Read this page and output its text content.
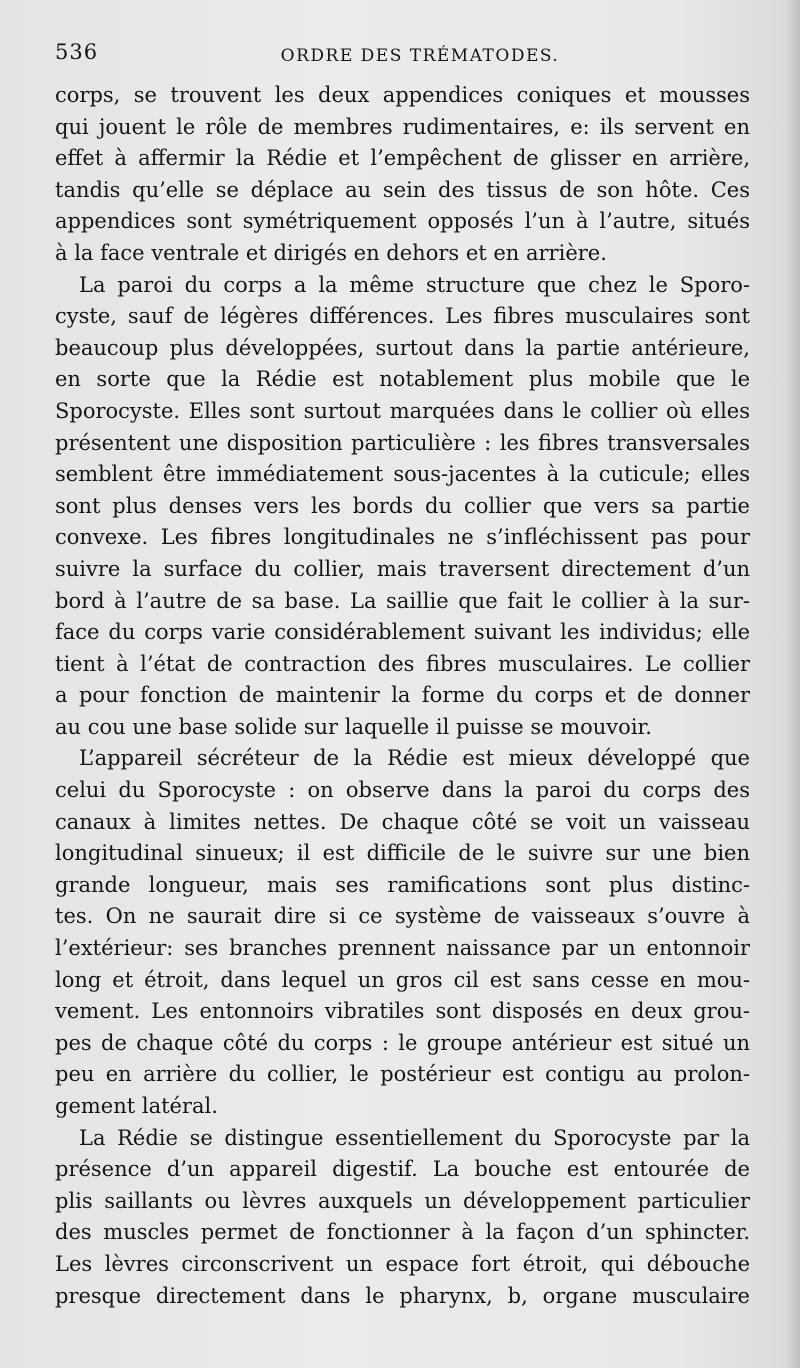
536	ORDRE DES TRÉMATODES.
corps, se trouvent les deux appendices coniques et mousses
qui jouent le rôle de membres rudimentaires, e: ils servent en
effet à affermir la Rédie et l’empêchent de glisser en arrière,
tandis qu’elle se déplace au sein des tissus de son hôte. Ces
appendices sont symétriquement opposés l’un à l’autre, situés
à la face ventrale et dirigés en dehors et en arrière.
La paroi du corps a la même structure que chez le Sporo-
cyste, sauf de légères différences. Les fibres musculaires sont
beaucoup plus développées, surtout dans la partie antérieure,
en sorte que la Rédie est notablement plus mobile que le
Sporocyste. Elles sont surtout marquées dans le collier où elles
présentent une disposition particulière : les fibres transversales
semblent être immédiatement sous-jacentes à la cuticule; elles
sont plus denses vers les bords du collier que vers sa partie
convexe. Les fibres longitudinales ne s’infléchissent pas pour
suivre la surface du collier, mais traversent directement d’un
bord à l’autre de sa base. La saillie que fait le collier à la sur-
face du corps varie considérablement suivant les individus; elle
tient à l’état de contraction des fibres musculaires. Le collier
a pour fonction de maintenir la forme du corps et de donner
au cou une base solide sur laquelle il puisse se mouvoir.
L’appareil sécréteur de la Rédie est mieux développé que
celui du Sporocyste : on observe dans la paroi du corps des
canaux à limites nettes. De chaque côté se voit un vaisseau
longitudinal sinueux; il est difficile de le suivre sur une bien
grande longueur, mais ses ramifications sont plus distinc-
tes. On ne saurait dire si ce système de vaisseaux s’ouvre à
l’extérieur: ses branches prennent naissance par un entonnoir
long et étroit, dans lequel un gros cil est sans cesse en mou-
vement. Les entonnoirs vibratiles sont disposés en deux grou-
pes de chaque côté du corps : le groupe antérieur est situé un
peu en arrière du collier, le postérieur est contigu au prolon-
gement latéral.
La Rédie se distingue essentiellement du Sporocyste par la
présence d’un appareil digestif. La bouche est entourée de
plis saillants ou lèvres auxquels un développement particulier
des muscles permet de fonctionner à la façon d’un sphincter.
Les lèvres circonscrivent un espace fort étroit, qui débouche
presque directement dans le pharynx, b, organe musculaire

◇ ◇ ◇ ◇ ◇ ◇ ◇

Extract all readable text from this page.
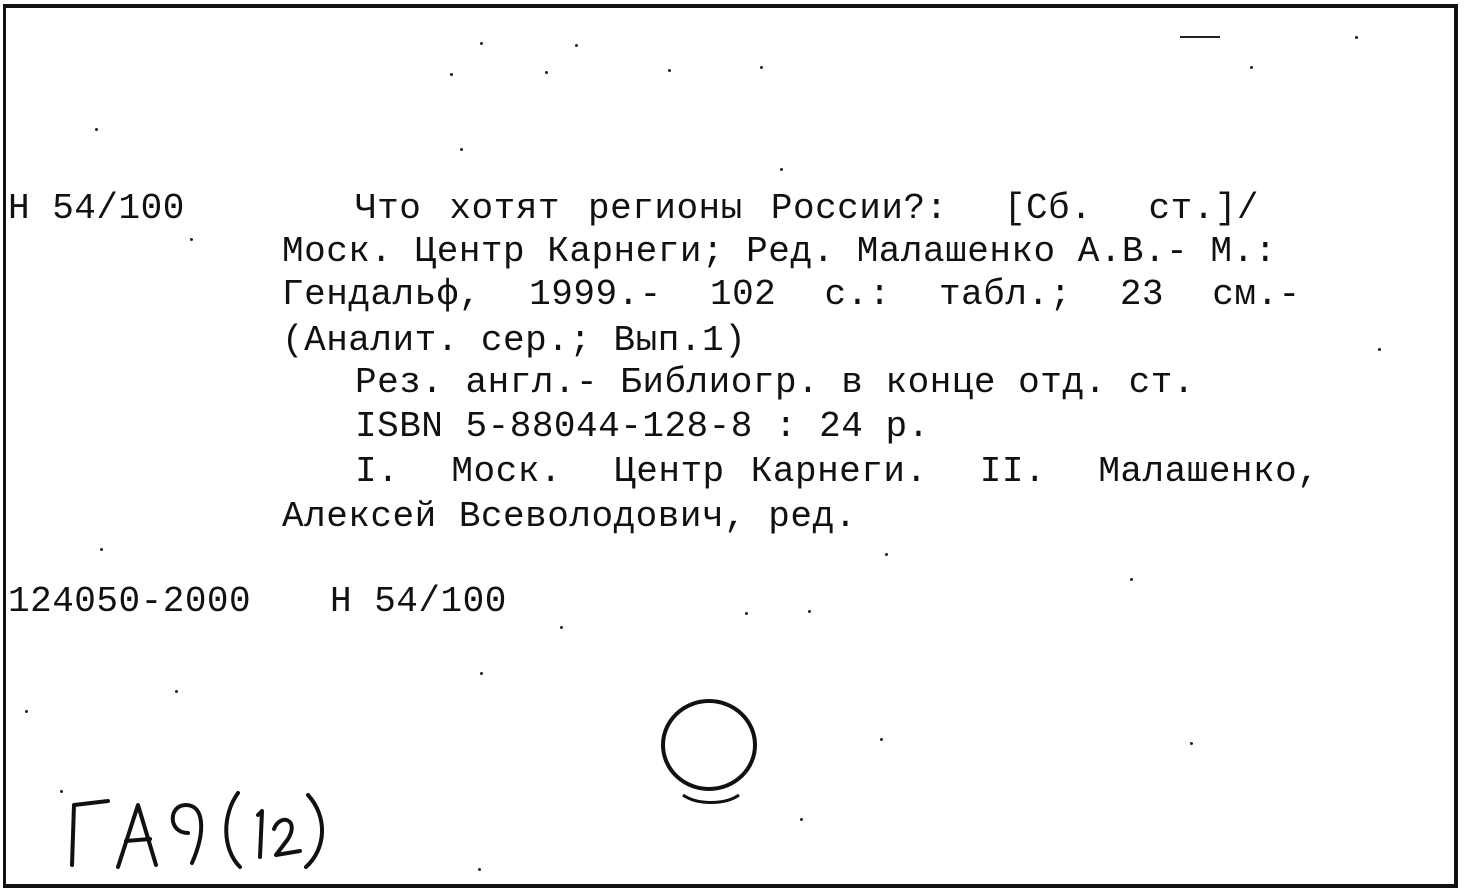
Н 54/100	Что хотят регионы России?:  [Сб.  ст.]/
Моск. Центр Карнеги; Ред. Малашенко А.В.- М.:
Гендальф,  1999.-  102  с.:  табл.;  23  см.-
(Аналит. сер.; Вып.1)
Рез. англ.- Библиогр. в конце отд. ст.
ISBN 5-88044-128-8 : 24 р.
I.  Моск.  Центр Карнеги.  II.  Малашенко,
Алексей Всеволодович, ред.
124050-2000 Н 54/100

◇ ◇ ◇ ◇ ◇ ◇ ◇

Using the data above, say how many lines include "collier". No other reply is needed.

6